• **Given records**
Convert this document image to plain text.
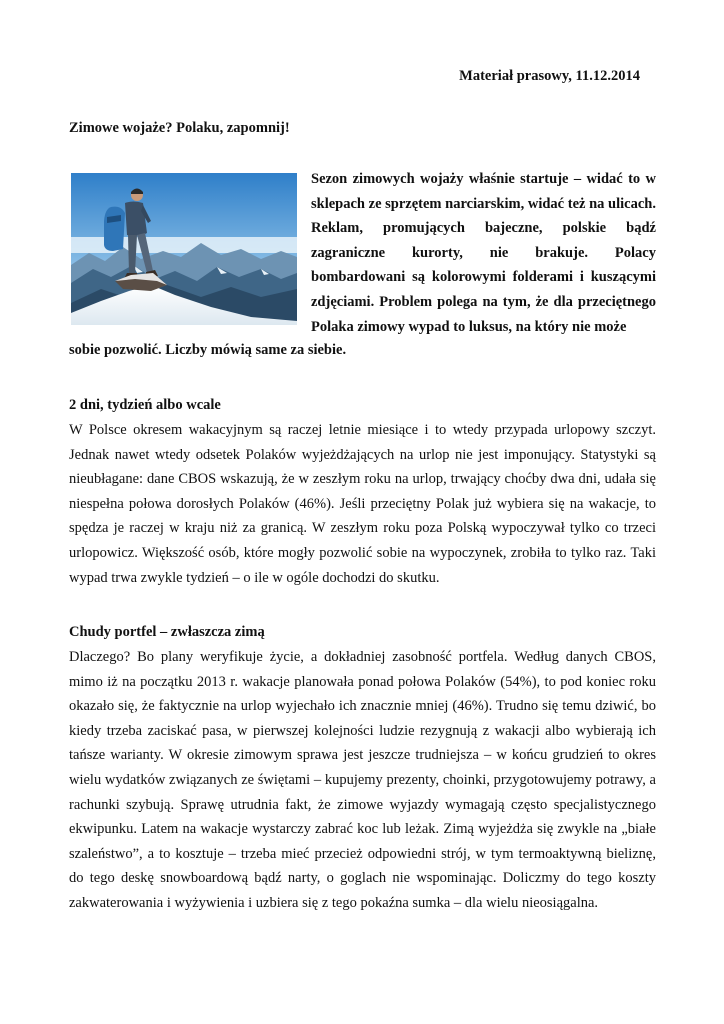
Materiał prasowy, 11.12.2014
Zimowe wojaże? Polaku, zapomnij!

Sezon zimowych wojaży właśnie startuje – widać to w sklepach ze sprzętem narciarskim, widać też na ulicach. Reklam, promujących bajeczne, polskie bądź zagraniczne kurorty, nie brakuje. Polacy bombardowani są kolorowymi folderami i kuszącymi zdjęciami. Problem polega na tym, że dla przeciętnego Polaka zimowy wypad to luksus, na który nie może

sobie pozwolić. Liczby mówią same za siebie.

2 dni, tydzień albo wcale

W Polsce okresem wakacyjnym są raczej letnie miesiące i to wtedy przypada urlopowy szczyt. Jednak nawet wtedy odsetek Polaków wyjeżdżających na urlop nie jest imponujący. Statystyki są nieubłagane: dane CBOS wskazują, że w zeszłym roku na urlop, trwający choćby dwa dni, udała się niespełna połowa dorosłych Polaków (46%). Jeśli przeciętny Polak już wybiera się na wakacje, to spędza je raczej w kraju niż za granicą. W zeszłym roku poza Polską wypoczywał tylko co trzeci urlopowicz. Większość osób, które mogły pozwolić sobie na wypoczynek, zrobiła to tylko raz. Taki wypad trwa zwykle tydzień – o ile w ogóle dochodzi do skutku.

Chudy portfel – zwłaszcza zimą

Dlaczego? Bo plany weryfikuje życie, a dokładniej zasobność portfela. Według danych CBOS, mimo iż na początku 2013 r. wakacje planowała ponad połowa Polaków (54%), to pod koniec roku okazało się, że faktycznie na urlop wyjechało ich znacznie mniej (46%). Trudno się temu dziwić, bo kiedy trzeba zaciskać pasa, w pierwszej kolejności ludzie rezygnują z wakacji albo wybierają ich tańsze warianty. W okresie zimowym sprawa jest jeszcze trudniejsza – w końcu grudzień to okres wielu wydatków związanych ze świętami – kupujemy prezenty, choinki, przygotowujemy potrawy, a rachunki szybują. Sprawę utrudnia fakt, że zimowe wyjazdy wymagają często specjalistycznego ekwipunku. Latem na wakacje wystarczy zabrać koc lub leżak. Zimą wyjeżdża się zwykle na „białe szaleństwo”, a to kosztuje – trzeba mieć przecież odpowiedni strój, w tym termoaktywną bieliznę, do tego deskę snowboardową bądź narty, o goglach nie wspominając. Doliczmy do tego koszty zakwaterowania i wyżywienia i uzbiera się z tego pokaźna sumka – dla wielu nieosiągalna.
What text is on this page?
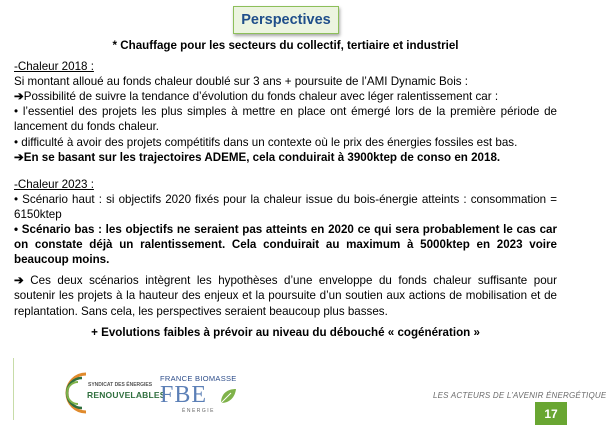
Perspectives

* Chauffage pour les secteurs du collectif, tertiaire et industriel

-Chaleur 2018 :

Si montant alloué au fonds chaleur doublé sur 3 ans + poursuite de l’AMI Dynamic Bois :

➔Possibilité de suivre la tendance d’évolution du fonds chaleur avec léger ralentissement car :

• l’essentiel des projets les plus simples à mettre en place ont émergé lors de la première période de lancement du fonds chaleur.

• difficulté à avoir des projets compétitifs dans un contexte où le prix des énergies fossiles est bas.

➔En se basant sur les trajectoires ADEME, cela conduirait à 3900ktep de conso en 2018.

-Chaleur 2023 :

• Scénario haut : si objectifs 2020 fixés pour la chaleur issue du bois-énergie atteints : consommation = 6150ktep

• Scénario bas : les objectifs ne seraient pas atteints en 2020 ce qui sera probablement le cas car on constate déjà un ralentissement. Cela conduirait au maximum à 5000ktep en 2023 voire beaucoup moins.

➔ Ces deux scénarios intègrent les hypothèses d’une enveloppe du fonds chaleur suffisante pour soutenir les projets à la hauteur des enjeux et la poursuite d’un soutien aux actions de mobilisation et de replantation. Sans cela, les perspectives seraient beaucoup plus basses.

+ Evolutions faibles à prévoir au niveau du débouché « cogénération »

SYNDICAT DES ÉNERGIES
RENOUVELABLES
FRANCE BIOMASSE
FBE
ÉNERGIE
LES ACTEURS DE L’AVENIR ÉNERGÉTIQUE
17
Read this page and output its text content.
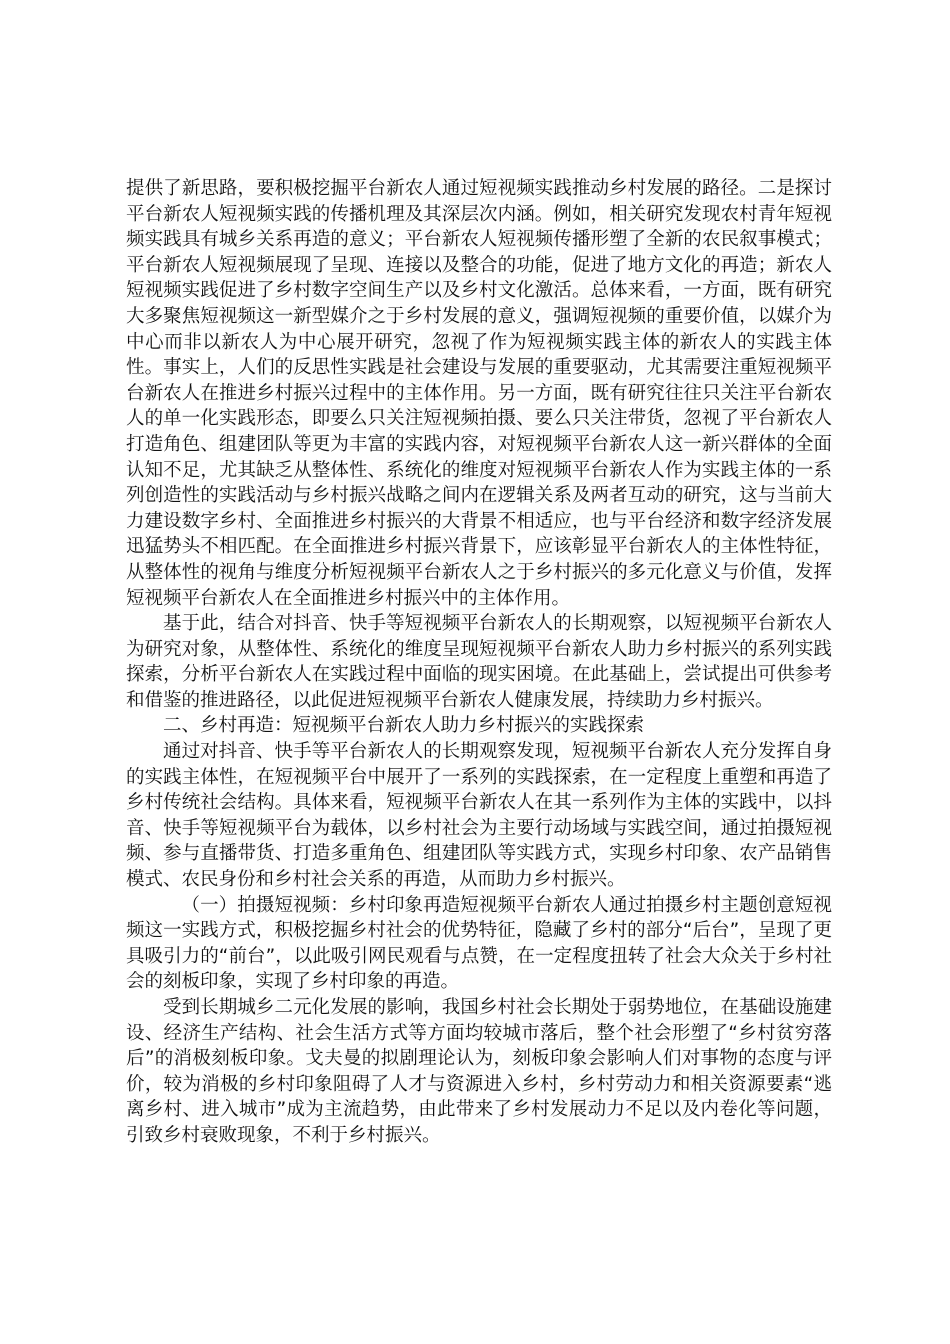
提供了新思路，要积极挖掘平台新农人通过短视频实践推动乡村发展的路径。二是探讨平台新农人短视频实践的传播机理及其深层次内涵。例如，相关研究发现农村青年短视频实践具有城乡关系再造的意义；平台新农人短视频传播形塑了全新的农民叙事模式；平台新农人短视频展现了呈现、连接以及整合的功能，促进了地方文化的再造；新农人短视频实践促进了乡村数字空间生产以及乡村文化激活。总体来看，一方面，既有研究大多聚焦短视频这一新型媒介之于乡村发展的意义，强调短视频的重要价值，以媒介为中心而非以新农人为中心展开研究，忽视了作为短视频实践主体的新农人的实践主体性。事实上，人们的反思性实践是社会建设与发展的重要驱动，尤其需要注重短视频平台新农人在推进乡村振兴过程中的主体作用。另一方面，既有研究往往只关注平台新农人的单一化实践形态，即要么只关注短视频拍摄、要么只关注带货，忽视了平台新农人打造角色、组建团队等更为丰富的实践内容，对短视频平台新农人这一新兴群体的全面认知不足，尤其缺乏从整体性、系统化的维度对短视频平台新农人作为实践主体的一系列创造性的实践活动与乡村振兴战略之间内在逻辑关系及两者互动的研究，这与当前大力建设数字乡村、全面推进乡村振兴的大背景不相适应，也与平台经济和数字经济发展迅猛势头不相匹配。在全面推进乡村振兴背景下，应该彰显平台新农人的主体性特征，从整体性的视角与维度分析短视频平台新农人之于乡村振兴的多元化意义与价值，发挥短视频平台新农人在全面推进乡村振兴中的主体作用。

基于此，结合对抖音、快手等短视频平台新农人的长期观察，以短视频平台新农人为研究对象，从整体性、系统化的维度呈现短视频平台新农人助力乡村振兴的系列实践探索，分析平台新农人在实践过程中面临的现实困境。在此基础上，尝试提出可供参考和借鉴的推进路径，以此促进短视频平台新农人健康发展，持续助力乡村振兴。

二、乡村再造：短视频平台新农人助力乡村振兴的实践探索

通过对抖音、快手等平台新农人的长期观察发现，短视频平台新农人充分发挥自身的实践主体性，在短视频平台中展开了一系列的实践探索，在一定程度上重塑和再造了乡村传统社会结构。具体来看，短视频平台新农人在其一系列作为主体的实践中，以抖音、快手等短视频平台为载体，以乡村社会为主要行动场域与实践空间，通过拍摄短视频、参与直播带货、打造多重角色、组建团队等实践方式，实现乡村印象、农产品销售模式、农民身份和乡村社会关系的再造，从而助力乡村振兴。

（一）拍摄短视频：乡村印象再造短视频平台新农人通过拍摄乡村主题创意短视频这一实践方式，积极挖掘乡村社会的优势特征，隐藏了乡村的部分“后台”，呈现了更具吸引力的“前台”，以此吸引网民观看与点赞，在一定程度扭转了社会大众关于乡村社会的刻板印象，实现了乡村印象的再造。

受到长期城乡二元化发展的影响，我国乡村社会长期处于弱势地位，在基础设施建设、经济生产结构、社会生活方式等方面均较城市落后，整个社会形塑了“乡村贫穷落后”的消极刻板印象。戈夫曼的拟剧理论认为，刻板印象会影响人们对事物的态度与评价，较为消极的乡村印象阻碍了人才与资源进入乡村，乡村劳动力和相关资源要素“逃离乡村、进入城市”成为主流趋势，由此带来了乡村发展动力不足以及内卷化等问题，引致乡村衰败现象，不利于乡村振兴。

• **Problem details**
Report the number of lines in the listing where the string "plus" appears, and nothing besides.

• **Correct response**
2